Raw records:
· · · · ·

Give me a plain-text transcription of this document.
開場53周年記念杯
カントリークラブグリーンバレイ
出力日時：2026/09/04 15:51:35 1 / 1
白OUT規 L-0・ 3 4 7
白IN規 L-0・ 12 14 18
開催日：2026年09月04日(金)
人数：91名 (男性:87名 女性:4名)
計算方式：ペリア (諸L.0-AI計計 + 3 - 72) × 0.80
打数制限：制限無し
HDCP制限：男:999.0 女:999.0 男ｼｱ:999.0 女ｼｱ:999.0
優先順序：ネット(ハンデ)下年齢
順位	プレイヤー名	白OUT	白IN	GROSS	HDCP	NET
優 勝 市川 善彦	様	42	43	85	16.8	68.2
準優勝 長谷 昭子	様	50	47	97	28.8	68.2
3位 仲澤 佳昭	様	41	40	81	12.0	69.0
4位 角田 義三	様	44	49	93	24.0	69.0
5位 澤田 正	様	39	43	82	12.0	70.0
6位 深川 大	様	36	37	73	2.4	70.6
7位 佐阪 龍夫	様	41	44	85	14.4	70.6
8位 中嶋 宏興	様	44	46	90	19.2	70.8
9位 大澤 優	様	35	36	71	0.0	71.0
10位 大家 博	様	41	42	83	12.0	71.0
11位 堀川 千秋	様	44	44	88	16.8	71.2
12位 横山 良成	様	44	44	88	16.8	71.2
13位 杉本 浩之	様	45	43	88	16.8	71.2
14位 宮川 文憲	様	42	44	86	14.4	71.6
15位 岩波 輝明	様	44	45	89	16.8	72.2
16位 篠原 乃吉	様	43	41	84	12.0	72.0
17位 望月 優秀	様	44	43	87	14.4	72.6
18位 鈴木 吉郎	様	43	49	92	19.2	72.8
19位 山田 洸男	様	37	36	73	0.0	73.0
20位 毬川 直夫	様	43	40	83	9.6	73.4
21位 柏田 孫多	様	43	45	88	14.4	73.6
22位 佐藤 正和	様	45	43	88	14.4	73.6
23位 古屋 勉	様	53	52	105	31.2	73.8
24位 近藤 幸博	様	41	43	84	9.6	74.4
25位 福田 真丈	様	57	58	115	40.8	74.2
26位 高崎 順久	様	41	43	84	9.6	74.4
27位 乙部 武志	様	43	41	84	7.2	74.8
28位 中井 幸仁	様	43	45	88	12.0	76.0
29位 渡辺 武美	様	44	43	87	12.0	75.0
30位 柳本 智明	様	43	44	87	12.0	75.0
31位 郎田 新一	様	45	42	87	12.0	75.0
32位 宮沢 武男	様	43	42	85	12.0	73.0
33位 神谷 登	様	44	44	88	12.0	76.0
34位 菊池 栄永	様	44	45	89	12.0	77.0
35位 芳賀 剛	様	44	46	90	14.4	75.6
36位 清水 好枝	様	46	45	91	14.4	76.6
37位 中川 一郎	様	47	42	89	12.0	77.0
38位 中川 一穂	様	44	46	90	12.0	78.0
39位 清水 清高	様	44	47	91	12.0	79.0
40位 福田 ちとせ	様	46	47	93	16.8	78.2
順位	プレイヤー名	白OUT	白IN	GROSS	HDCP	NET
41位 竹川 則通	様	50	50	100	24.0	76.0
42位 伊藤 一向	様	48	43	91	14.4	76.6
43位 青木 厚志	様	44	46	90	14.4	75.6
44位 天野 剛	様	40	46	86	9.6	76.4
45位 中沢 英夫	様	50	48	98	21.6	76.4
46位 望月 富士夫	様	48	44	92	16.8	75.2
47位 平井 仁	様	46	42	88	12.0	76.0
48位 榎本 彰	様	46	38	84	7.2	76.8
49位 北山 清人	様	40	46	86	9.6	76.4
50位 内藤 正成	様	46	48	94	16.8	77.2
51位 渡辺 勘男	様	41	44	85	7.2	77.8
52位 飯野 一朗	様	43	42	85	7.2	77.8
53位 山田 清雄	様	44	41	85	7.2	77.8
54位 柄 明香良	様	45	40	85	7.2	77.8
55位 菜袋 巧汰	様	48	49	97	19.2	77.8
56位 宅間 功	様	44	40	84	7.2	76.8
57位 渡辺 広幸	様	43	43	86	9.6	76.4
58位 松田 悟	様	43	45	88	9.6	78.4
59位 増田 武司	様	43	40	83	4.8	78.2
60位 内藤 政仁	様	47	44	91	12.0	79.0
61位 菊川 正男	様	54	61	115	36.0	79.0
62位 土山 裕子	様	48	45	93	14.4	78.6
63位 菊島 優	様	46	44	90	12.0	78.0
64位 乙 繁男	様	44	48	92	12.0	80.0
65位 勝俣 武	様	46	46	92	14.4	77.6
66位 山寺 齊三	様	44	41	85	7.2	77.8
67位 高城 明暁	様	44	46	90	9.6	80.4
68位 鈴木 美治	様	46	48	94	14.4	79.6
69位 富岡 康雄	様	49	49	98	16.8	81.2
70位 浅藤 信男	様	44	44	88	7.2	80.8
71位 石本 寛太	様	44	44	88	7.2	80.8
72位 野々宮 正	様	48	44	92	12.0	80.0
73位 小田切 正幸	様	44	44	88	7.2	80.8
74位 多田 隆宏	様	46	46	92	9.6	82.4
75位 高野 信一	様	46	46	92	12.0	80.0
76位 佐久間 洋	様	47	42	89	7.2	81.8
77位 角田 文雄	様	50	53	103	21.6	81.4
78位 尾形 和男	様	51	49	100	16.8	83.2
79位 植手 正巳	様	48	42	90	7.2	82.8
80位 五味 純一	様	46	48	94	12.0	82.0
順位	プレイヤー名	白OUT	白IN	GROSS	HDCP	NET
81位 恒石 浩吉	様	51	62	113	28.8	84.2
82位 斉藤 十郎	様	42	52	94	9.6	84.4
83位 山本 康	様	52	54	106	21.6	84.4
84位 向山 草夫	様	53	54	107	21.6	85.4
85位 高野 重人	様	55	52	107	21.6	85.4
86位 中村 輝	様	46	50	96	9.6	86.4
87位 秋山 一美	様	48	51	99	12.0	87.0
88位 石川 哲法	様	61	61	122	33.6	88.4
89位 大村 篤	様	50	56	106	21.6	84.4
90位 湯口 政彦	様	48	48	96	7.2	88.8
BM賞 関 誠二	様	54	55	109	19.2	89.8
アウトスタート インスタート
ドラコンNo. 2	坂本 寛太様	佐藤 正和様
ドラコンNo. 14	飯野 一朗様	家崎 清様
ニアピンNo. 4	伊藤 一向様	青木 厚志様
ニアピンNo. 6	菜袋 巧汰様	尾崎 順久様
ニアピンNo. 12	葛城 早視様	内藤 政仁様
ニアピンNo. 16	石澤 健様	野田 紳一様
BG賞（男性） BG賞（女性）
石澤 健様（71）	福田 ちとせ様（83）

· · · · ·

--- Requirements ---
Of the lines in the listing above, how many hold the string "ドラコンNo"? Reply with the number only.

--- Response below ---
2